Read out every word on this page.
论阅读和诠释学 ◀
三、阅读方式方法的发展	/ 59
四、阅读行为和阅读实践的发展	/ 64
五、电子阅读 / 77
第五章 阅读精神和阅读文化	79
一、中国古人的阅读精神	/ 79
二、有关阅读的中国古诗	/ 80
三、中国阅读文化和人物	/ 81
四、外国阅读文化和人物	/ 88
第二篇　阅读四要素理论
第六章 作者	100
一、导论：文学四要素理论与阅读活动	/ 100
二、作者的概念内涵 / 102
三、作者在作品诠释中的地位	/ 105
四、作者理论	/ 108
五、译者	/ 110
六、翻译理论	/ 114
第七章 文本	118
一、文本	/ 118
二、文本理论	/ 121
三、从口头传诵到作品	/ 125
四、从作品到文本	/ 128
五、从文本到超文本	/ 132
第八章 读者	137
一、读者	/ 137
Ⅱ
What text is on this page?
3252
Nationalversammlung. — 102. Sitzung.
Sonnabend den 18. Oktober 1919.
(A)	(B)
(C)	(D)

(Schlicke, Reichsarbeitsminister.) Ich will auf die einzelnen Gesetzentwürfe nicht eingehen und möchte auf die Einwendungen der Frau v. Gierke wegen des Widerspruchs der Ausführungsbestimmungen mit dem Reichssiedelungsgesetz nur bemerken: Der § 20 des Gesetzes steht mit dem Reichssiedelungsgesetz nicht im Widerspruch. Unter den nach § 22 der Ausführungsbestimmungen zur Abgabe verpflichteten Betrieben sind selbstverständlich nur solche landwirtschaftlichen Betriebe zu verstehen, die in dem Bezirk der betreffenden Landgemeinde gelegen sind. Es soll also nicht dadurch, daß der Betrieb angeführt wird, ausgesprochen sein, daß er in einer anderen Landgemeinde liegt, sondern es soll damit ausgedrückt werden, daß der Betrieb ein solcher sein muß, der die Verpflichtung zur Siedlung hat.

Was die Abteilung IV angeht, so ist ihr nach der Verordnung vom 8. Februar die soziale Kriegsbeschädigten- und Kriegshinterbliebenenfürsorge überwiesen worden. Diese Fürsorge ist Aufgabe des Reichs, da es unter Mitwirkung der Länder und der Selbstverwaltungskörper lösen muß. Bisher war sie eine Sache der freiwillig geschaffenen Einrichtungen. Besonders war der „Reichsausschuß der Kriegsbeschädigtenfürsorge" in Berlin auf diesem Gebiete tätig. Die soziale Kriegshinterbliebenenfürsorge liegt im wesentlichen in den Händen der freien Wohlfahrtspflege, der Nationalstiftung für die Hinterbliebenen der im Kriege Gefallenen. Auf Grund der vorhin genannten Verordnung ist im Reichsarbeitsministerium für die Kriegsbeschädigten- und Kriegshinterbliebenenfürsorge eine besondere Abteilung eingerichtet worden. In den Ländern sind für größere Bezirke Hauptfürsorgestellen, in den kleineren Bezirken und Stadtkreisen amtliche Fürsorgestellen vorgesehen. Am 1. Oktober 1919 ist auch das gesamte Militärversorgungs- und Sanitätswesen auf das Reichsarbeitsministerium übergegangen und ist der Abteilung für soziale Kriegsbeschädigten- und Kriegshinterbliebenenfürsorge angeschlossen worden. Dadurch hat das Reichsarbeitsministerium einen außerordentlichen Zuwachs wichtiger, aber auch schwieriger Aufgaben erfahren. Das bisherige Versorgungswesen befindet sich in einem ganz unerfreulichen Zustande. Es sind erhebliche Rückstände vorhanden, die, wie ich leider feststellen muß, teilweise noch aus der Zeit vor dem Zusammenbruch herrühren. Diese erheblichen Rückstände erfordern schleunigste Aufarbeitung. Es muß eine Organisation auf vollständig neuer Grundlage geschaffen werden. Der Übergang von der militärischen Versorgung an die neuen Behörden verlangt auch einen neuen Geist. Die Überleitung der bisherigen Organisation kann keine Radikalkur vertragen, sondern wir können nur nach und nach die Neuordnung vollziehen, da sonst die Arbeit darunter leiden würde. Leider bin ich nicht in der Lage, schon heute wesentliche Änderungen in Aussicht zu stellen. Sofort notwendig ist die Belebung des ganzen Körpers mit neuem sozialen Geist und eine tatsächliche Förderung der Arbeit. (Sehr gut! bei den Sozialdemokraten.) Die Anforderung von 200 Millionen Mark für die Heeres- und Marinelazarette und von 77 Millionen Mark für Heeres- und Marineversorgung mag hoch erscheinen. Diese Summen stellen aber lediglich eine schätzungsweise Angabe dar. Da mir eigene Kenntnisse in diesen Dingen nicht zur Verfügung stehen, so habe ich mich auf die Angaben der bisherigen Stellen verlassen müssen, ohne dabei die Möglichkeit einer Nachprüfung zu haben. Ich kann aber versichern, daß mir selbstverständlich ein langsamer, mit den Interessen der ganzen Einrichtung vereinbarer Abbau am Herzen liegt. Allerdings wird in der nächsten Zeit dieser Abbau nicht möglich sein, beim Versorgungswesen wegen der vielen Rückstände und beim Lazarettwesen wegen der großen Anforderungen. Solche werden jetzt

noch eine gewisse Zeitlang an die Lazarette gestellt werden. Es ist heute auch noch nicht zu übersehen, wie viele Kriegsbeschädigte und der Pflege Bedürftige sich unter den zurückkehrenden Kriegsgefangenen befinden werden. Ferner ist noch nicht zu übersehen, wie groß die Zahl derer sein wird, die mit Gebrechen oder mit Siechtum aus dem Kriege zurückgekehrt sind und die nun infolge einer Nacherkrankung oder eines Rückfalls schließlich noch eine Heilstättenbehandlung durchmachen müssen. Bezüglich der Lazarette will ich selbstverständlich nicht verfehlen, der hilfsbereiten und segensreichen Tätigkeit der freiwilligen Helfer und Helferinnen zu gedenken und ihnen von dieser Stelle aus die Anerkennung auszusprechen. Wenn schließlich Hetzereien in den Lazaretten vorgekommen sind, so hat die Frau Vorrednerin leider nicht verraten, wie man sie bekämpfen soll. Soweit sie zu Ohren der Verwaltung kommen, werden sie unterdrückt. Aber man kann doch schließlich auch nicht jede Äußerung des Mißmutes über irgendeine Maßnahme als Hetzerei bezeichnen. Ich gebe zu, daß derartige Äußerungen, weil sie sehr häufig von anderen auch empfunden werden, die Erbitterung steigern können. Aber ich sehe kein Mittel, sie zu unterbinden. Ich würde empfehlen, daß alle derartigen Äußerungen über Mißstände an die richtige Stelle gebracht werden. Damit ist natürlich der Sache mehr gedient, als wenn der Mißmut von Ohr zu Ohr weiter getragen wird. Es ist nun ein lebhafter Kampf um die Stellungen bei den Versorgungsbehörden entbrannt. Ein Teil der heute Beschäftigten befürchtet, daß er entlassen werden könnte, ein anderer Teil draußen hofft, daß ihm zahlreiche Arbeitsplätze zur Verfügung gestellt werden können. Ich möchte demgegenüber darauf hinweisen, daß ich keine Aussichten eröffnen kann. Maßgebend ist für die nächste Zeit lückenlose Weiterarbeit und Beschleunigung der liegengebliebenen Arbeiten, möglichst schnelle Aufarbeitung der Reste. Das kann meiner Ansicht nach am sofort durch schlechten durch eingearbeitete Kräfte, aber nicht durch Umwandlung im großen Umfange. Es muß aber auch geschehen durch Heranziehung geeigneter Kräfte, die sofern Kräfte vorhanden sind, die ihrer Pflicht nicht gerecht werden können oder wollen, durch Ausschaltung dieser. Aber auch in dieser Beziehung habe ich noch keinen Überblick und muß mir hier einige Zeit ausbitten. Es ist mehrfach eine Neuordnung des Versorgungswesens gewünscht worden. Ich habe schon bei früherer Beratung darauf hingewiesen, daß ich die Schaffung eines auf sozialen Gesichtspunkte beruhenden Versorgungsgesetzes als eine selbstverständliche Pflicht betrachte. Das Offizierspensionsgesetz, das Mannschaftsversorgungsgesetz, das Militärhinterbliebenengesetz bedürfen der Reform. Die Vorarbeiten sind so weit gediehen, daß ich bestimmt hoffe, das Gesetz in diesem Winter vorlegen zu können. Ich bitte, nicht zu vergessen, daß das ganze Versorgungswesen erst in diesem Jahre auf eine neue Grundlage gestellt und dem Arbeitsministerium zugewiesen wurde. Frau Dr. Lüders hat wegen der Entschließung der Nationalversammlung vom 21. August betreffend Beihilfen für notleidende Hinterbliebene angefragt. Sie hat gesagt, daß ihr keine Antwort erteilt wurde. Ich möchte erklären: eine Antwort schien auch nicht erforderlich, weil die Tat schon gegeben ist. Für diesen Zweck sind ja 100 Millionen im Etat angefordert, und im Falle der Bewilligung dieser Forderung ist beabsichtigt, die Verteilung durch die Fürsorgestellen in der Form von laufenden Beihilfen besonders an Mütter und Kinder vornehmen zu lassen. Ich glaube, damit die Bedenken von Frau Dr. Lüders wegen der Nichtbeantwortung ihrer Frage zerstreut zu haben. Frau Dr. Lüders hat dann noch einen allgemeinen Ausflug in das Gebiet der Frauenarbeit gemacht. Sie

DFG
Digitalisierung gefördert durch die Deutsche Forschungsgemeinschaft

···

**What is being asked:** Scan the material above. Extract every line in which the word "this" occurs.

**Answer in full:**
Read out every word on this page.
What text is on this page?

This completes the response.